-- START OF Input --
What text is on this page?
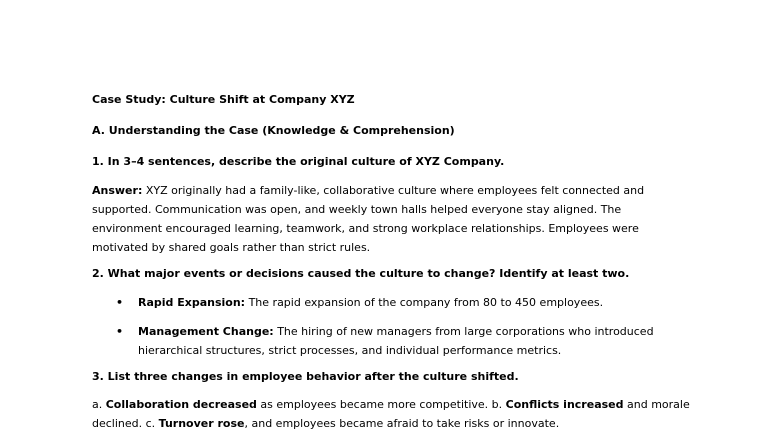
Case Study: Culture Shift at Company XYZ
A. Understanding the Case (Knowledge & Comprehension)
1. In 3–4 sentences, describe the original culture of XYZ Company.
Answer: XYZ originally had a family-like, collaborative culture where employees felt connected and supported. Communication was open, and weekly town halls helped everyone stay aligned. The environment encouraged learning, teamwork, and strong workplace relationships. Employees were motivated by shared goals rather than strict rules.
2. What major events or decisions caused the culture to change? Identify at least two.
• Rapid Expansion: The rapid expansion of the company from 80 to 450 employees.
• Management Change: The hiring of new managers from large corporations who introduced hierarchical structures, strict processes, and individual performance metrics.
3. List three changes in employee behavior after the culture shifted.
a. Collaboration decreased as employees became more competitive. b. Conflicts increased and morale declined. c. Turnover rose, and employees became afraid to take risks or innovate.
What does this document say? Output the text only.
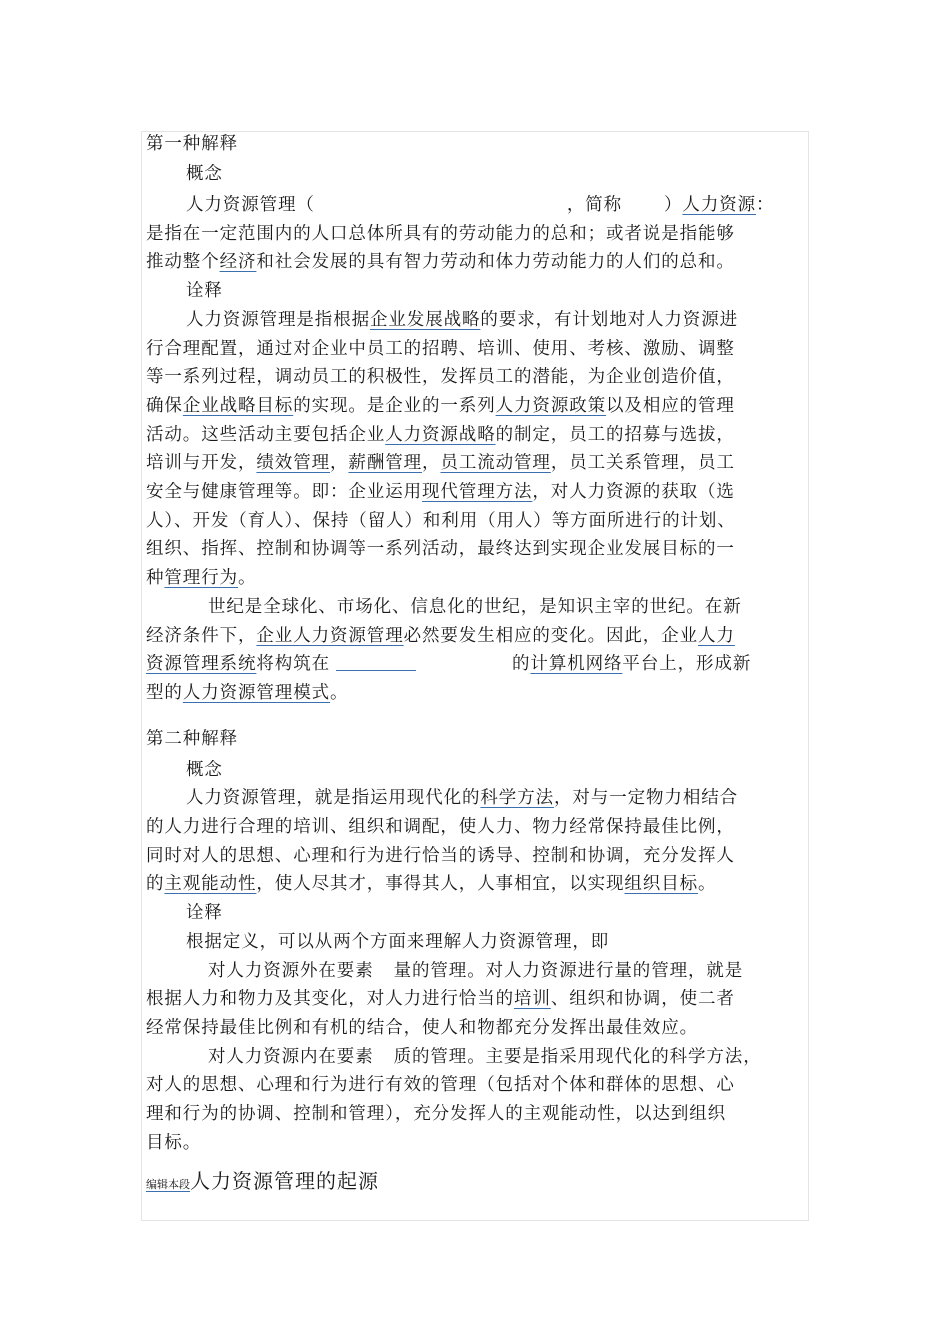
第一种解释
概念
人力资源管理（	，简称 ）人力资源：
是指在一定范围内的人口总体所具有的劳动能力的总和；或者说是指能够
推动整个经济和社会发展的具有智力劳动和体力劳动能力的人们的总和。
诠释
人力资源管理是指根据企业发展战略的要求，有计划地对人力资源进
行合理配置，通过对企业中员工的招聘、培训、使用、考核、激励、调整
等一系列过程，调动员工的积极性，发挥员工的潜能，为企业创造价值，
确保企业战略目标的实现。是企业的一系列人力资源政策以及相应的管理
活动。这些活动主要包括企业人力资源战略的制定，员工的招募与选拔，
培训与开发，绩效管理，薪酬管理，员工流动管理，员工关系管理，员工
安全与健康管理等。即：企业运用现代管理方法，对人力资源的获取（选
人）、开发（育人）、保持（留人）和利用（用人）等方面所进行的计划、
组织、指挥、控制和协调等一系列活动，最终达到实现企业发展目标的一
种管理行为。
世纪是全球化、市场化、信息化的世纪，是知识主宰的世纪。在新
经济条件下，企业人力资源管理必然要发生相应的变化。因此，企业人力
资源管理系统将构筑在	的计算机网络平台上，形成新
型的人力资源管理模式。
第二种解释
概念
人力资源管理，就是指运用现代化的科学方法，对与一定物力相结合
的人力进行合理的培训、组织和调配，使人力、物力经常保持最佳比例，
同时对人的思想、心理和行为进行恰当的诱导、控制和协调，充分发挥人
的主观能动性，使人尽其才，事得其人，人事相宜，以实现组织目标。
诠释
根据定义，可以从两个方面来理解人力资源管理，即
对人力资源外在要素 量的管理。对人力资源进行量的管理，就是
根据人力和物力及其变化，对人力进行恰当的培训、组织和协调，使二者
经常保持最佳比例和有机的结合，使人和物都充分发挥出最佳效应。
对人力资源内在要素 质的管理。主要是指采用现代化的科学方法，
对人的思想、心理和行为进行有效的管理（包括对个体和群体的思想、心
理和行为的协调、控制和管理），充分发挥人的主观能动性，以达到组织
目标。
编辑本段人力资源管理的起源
-- END OF Input --
-- START OF Input --
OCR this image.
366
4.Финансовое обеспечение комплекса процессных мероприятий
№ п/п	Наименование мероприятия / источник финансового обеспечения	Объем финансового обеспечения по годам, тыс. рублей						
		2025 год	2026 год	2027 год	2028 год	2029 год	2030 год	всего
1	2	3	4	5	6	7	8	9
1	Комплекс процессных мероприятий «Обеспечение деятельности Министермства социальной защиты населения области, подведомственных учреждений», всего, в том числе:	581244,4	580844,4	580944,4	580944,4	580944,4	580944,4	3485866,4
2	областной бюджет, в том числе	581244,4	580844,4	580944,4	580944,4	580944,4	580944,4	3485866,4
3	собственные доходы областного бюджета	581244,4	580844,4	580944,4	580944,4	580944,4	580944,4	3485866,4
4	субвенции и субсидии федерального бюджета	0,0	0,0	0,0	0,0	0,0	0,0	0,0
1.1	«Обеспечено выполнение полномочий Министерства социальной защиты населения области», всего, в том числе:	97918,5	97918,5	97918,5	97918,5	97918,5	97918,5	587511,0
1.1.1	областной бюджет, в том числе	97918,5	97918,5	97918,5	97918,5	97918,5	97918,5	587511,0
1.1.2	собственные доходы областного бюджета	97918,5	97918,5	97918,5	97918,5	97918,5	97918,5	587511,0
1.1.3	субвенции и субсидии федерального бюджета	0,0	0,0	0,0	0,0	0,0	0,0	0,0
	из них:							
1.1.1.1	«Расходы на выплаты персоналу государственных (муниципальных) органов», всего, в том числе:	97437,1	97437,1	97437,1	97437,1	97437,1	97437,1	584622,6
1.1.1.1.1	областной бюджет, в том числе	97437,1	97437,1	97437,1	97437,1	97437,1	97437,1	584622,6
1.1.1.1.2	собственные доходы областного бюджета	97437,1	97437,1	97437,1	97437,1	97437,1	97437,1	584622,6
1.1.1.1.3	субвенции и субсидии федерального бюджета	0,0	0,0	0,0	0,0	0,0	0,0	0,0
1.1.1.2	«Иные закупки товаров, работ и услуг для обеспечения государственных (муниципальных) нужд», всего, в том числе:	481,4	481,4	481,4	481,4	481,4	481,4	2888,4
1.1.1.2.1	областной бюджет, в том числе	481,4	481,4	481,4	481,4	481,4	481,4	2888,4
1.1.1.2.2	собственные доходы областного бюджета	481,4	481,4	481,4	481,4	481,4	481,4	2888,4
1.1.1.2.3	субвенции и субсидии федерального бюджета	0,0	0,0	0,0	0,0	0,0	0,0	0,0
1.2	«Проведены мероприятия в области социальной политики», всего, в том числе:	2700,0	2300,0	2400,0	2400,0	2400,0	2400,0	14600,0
-- END OF Input --
● Aim of the exercise
How many lines of the records contain the string "обеспечения"? Respond with the number alone.

● Complete answer
2